**Texto de leitura**

---

Subversiva. Terrorista. Amante de baderneiros. Foi com alcunhas pouco elogiosas que os agentes do regime militar confinaram a freira Maurina Borges da Silveira nos porões da ditadura. Corria o ano de 1970 e os brasileiros sonhavam com o tricampeonato de futebol, embalados pela marchinha "Pra Frente, Brasil". O que se passou nos cinco meses de prisão da religiosa, a partir de outubro de 1969, quando foi detida no interior de São Paulo, ainda constitui segredo muito bem guardado nos arquivos da ditadura e do Vaticano. Mas o véu de sigilo começa a ser levantado.
Contribuiu para isso a recente publicação de Sombras da Repressão, resultado de 12 anos de trabalho da jornalista paulista Matilde Leone. Misturando ficção e realidade, Matilde remontou boa parte do sofrimento vivido pela única freira brasileira presa e torturada pela repressão. A prisão de madre Maurina, da Ordem Terceira de São Francisco, talvez tenha sido um dos mais lamentáveis enganos do regime que fez 20 mil perseguidos políticos no Brasil.

---

**Dados coletados**

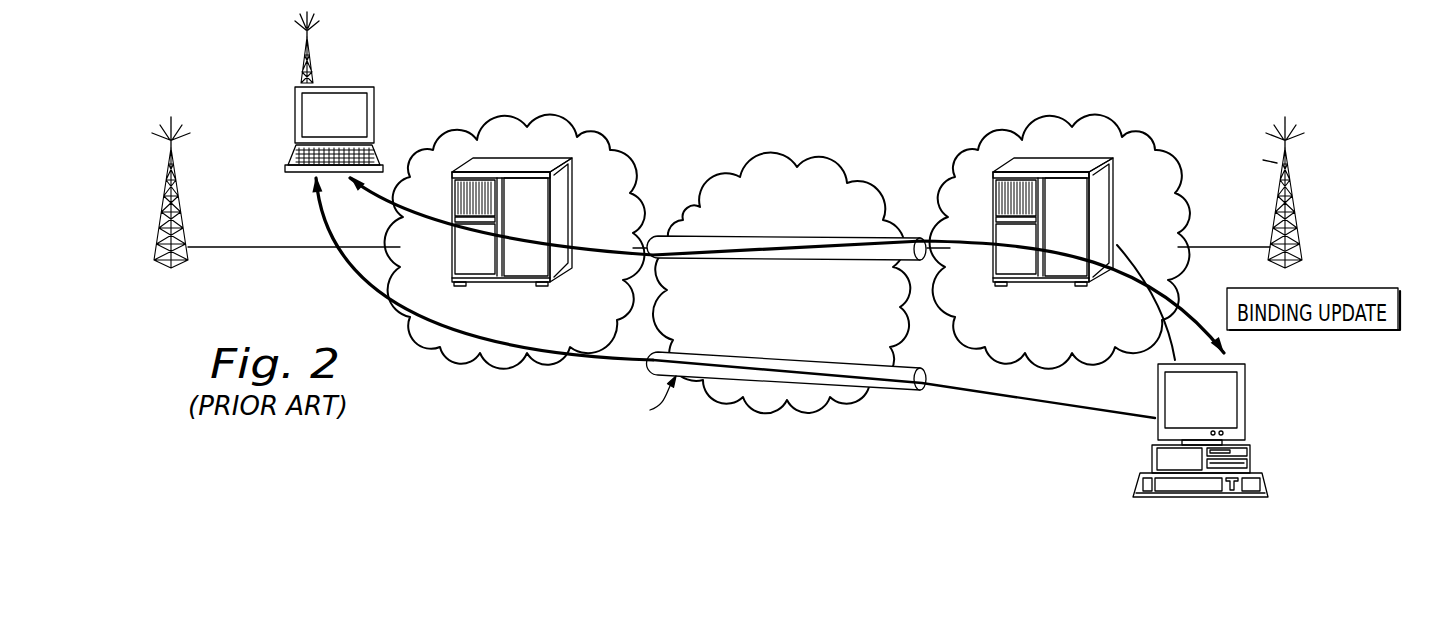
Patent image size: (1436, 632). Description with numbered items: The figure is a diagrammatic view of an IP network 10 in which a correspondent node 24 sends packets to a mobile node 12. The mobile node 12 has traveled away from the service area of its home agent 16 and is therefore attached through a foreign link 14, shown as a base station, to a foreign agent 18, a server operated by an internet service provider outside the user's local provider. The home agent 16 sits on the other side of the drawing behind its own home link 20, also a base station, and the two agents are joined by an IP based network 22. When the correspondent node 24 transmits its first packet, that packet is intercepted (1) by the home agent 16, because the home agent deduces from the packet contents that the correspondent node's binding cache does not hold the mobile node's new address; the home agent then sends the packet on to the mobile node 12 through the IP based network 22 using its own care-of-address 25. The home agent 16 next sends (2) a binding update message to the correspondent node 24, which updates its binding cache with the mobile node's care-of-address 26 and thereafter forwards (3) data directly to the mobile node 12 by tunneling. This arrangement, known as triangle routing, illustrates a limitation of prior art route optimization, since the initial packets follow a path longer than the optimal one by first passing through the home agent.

---

**O que fazer**
Prossiga com o texto sobre a prisão da freira Maurina Borges da Silveira, começando logo após a última frase apresentada.

**Exercício resolvido**
Banida para o México em troca da libertação do cônsul japonês Nobuo Okuchi, seqüestrado em 1970, irmã Maurina foi mais que o símbolo de uma época: para seus algozes, que a castigaram de maneira brutal, tornou-se uma presa rara. Para as organizações de esquerda, envolvidas no confronto armado com o regime, virou uma prenda. Era a prova mais estapafúrdia dos arbítrios da época, que não poupavam nem mesmo uma freira voluntariosa, diretora de um orfanato de crianças carentes em Ribeirão Preto, a 320 quilômetros da capital paulista. Capturada, a religiosa padeceu tão cruelmente que o então bispo daquela cidade, dom Frei Felício, chegou a excomungar dois delegados a serviço do regime. O caso provocou uma conversão profunda e definitiva: ao tomar conhecimento dos fatos, o cardeal dom Paulo Evaristo Arns, então bispo-auxiliar em São Paulo, arregaçou as mangas da batina e resolveu entrar de vez na luta pelos direitos humanos no país. O que se passou então?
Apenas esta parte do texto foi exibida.